Start of Task data

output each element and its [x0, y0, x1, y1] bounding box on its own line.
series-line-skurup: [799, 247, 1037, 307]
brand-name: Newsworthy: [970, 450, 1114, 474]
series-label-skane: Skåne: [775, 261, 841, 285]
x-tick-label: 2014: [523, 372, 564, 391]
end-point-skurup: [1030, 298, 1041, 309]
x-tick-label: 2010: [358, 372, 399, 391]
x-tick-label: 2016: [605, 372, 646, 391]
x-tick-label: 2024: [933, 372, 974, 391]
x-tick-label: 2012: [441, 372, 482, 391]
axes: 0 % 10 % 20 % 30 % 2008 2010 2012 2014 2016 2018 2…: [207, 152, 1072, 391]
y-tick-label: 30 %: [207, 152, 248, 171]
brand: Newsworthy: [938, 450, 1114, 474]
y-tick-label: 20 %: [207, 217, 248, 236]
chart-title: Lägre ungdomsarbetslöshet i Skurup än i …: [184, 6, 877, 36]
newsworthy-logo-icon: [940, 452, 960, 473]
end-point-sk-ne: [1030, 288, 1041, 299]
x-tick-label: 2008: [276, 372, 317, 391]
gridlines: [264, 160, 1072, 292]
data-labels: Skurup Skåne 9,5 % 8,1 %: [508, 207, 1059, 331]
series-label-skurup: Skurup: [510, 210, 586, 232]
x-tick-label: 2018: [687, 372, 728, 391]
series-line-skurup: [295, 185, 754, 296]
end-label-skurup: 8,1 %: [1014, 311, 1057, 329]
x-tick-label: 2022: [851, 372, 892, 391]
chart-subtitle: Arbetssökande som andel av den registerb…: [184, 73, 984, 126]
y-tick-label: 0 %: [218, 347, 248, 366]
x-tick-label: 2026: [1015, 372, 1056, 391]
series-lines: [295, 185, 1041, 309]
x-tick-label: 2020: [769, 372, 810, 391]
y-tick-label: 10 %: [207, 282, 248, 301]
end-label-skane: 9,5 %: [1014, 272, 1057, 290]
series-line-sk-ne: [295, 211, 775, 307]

End of Task data

Do this: Return the records unchanged, starting at the first line and stopping after the line that contains "y-tick-label: 20 %: [207, 217, 248, 236]".

Complete output:
output each element and its [x0, y0, x1, y1] bounding box on its own line.
series-line-skurup: [799, 247, 1037, 307]
brand-name: Newsworthy: [970, 450, 1114, 474]
series-label-skane: Skåne: [775, 261, 841, 285]
x-tick-label: 2014: [523, 372, 564, 391]
end-point-skurup: [1030, 298, 1041, 309]
x-tick-label: 2010: [358, 372, 399, 391]
x-tick-label: 2016: [605, 372, 646, 391]
x-tick-label: 2024: [933, 372, 974, 391]
x-tick-label: 2012: [441, 372, 482, 391]
axes: 0 % 10 % 20 % 30 % 2008 2010 2012 2014 2016 2018 2…: [207, 152, 1072, 391]
y-tick-label: 30 %: [207, 152, 248, 171]
brand: Newsworthy: [938, 450, 1114, 474]
y-tick-label: 20 %: [207, 217, 248, 236]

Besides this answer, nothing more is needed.